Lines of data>
○ ○ ○ ○ ○
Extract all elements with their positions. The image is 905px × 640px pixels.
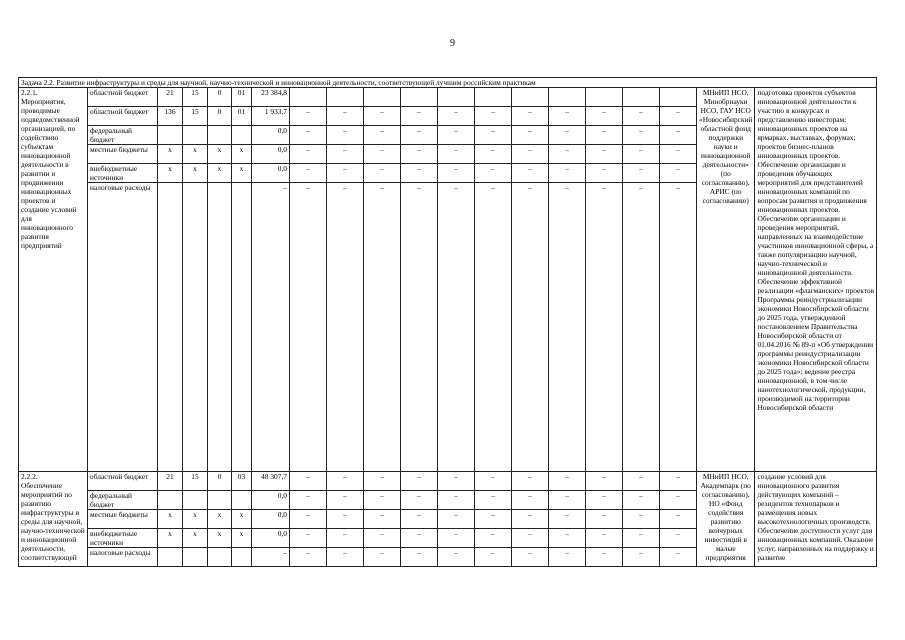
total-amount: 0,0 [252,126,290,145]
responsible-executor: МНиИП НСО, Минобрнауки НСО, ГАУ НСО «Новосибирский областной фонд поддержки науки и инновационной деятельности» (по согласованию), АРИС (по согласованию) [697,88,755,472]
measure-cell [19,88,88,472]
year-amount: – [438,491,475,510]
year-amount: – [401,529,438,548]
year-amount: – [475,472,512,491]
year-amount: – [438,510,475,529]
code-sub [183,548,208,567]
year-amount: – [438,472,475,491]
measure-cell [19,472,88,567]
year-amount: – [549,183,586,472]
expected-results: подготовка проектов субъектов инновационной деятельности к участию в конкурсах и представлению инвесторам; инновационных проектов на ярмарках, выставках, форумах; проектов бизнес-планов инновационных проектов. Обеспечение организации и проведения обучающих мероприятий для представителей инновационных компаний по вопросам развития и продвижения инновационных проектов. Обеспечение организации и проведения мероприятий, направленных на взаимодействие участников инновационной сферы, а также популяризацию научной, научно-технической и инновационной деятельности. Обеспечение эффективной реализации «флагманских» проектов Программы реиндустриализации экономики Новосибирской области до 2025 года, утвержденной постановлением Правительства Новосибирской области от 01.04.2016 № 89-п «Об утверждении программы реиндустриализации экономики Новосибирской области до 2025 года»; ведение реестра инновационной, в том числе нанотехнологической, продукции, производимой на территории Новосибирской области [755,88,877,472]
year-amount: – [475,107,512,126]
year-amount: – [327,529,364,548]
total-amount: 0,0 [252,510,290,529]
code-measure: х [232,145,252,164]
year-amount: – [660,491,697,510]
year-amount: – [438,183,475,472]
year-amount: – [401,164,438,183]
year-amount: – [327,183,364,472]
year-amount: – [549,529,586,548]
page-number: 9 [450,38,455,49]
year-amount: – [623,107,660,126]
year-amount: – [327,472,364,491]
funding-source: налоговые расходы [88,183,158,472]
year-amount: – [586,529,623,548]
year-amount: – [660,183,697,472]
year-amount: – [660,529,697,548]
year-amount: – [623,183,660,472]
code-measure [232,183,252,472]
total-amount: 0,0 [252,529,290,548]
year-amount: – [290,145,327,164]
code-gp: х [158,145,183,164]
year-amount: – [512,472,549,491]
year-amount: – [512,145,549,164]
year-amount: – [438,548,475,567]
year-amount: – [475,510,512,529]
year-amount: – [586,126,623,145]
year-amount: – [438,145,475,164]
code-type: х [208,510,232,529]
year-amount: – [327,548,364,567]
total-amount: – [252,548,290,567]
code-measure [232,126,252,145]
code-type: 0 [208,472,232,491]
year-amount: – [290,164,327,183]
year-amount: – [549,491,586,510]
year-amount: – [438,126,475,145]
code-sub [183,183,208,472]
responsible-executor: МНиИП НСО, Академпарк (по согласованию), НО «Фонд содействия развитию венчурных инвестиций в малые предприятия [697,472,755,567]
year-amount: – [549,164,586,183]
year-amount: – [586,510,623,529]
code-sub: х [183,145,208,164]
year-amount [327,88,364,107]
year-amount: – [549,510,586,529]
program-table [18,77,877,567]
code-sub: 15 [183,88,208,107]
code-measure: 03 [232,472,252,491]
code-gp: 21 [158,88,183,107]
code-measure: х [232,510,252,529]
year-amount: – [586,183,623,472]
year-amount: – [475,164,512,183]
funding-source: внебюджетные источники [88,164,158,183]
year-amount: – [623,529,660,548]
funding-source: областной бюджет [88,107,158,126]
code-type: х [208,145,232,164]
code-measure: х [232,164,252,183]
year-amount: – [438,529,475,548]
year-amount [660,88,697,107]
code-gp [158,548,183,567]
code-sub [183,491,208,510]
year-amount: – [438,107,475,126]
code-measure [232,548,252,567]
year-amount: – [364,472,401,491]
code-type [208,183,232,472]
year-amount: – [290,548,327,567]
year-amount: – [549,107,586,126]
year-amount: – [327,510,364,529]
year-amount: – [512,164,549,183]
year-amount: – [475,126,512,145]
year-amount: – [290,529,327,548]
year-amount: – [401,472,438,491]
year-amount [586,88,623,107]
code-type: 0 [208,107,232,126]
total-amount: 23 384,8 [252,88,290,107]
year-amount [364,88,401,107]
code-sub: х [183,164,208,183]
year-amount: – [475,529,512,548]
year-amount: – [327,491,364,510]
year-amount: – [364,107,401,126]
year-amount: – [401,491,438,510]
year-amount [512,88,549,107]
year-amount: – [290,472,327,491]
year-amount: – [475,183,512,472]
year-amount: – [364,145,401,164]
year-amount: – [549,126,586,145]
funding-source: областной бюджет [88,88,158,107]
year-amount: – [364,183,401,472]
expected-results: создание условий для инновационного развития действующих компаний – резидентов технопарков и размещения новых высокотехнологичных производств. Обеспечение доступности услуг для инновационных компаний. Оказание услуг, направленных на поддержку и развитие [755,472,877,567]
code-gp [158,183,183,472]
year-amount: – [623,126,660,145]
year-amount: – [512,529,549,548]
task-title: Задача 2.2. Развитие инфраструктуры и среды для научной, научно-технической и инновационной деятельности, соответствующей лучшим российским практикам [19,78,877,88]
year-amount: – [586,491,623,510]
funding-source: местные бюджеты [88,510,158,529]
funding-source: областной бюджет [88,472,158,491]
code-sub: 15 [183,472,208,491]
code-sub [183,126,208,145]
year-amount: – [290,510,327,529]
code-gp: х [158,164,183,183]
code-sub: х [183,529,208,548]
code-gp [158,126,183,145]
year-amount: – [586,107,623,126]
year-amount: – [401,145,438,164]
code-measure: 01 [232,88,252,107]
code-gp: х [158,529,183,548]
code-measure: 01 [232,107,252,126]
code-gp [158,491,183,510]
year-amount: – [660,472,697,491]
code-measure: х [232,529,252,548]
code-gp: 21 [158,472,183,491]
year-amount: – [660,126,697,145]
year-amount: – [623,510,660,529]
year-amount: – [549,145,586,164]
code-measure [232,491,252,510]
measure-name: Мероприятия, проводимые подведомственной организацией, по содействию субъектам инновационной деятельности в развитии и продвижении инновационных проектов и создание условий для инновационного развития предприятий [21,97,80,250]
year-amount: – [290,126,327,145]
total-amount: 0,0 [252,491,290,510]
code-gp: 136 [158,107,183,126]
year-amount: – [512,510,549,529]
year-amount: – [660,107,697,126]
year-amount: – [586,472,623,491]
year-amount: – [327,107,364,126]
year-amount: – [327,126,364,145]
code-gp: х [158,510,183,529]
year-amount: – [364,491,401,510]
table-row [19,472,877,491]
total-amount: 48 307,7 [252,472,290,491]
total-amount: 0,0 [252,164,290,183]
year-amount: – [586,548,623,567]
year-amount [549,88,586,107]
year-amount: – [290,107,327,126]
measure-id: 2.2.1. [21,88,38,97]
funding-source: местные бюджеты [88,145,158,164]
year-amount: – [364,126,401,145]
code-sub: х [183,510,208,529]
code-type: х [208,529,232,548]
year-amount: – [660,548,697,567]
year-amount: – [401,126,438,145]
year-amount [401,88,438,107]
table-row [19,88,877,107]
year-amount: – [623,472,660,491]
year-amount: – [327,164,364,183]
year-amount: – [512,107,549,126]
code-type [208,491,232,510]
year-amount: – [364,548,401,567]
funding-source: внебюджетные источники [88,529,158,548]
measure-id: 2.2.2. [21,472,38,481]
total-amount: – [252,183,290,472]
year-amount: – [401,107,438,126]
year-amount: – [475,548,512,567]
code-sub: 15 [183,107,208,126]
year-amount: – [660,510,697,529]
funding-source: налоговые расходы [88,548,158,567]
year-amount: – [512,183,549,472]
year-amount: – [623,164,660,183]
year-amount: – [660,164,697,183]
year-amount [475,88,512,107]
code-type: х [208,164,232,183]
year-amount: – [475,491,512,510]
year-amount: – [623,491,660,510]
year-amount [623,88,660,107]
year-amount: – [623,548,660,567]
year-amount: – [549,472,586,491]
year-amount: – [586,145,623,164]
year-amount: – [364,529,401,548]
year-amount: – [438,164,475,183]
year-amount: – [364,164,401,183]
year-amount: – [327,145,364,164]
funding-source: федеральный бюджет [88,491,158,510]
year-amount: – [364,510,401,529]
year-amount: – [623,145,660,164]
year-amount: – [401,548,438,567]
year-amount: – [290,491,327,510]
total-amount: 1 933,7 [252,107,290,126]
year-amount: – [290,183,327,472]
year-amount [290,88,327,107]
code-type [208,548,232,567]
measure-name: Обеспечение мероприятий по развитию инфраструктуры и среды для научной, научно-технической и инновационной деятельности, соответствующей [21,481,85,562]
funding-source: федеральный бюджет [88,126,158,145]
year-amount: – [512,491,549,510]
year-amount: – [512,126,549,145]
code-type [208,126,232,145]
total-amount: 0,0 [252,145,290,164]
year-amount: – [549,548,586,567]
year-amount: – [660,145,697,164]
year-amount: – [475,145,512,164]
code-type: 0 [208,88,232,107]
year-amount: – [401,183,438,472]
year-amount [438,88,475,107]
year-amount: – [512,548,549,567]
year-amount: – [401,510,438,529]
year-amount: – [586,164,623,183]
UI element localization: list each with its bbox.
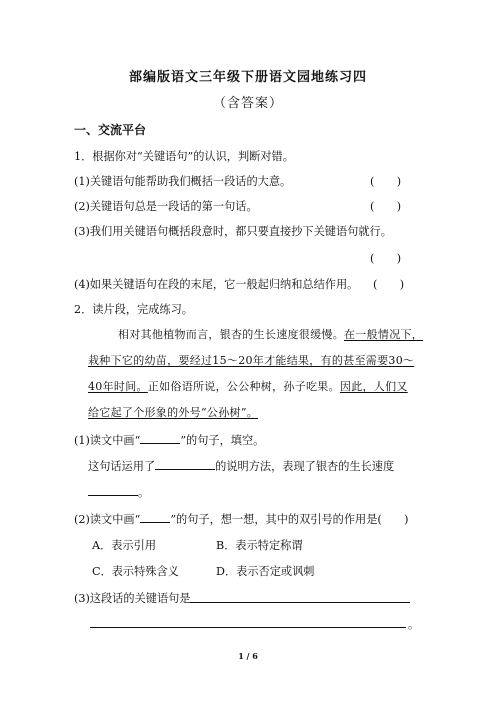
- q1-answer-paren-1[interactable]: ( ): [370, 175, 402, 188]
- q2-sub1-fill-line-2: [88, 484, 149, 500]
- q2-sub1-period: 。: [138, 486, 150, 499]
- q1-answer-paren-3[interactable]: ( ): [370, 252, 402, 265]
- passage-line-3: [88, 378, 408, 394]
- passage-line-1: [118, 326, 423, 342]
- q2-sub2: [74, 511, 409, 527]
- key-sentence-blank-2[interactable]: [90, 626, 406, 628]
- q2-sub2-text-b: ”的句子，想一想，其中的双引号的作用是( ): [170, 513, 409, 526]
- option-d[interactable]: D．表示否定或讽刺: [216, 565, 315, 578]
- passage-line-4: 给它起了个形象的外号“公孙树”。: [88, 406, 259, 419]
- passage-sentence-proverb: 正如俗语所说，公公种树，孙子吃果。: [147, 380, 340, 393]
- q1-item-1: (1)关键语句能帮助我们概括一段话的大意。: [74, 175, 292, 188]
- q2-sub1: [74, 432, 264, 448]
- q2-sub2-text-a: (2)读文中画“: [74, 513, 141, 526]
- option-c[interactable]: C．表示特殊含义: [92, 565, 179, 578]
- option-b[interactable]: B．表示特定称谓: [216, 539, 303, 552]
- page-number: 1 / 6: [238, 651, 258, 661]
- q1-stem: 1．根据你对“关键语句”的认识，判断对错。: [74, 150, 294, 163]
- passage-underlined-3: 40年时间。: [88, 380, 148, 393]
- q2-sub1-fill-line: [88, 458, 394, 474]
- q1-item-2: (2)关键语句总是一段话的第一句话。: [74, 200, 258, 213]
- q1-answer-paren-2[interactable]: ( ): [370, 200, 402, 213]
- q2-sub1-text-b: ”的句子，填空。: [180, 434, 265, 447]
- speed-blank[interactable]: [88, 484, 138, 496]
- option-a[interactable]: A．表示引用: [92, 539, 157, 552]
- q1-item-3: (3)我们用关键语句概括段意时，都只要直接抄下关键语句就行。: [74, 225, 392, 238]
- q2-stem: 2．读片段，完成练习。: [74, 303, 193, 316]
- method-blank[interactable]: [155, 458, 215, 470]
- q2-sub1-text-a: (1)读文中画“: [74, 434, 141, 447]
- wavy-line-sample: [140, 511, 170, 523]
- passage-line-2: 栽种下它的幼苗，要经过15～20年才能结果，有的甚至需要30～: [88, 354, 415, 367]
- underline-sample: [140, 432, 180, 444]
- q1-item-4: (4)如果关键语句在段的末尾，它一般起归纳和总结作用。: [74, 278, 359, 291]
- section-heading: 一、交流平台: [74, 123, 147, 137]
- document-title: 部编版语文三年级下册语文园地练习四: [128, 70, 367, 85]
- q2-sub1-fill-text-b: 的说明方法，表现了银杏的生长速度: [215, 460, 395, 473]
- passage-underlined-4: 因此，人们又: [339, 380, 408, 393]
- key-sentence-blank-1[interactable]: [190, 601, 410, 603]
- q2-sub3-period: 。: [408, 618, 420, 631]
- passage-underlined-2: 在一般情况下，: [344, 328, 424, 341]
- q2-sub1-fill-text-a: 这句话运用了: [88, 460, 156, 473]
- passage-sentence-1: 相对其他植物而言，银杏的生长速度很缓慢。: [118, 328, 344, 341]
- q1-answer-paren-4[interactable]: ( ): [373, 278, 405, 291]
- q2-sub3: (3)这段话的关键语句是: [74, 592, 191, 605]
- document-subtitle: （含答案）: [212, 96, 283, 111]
○ ○ ○ ○ ○
REQUIRED WORK>
Replace "year-amount" with "annual-amount" in the entries between the line holding "total-amount: 0,0 [252,126,290,145]" and the line holding "year-amount: – [401,529,438,548]", inclusive. Give back only those lines, with everything else left unchanged.

RESULT>
total-amount: 0,0 [252,126,290,145]
responsible-executor: МНиИП НСО, Минобрнауки НСО, ГАУ НСО «Новосибирский областной фонд поддержки науки и инновационной деятельности» (по согласованию), АРИС (по согласованию) [697,88,755,472]
measure-cell [19,88,88,472]
annual-amount: – [438,491,475,510]
annual-amount: – [401,529,438,548]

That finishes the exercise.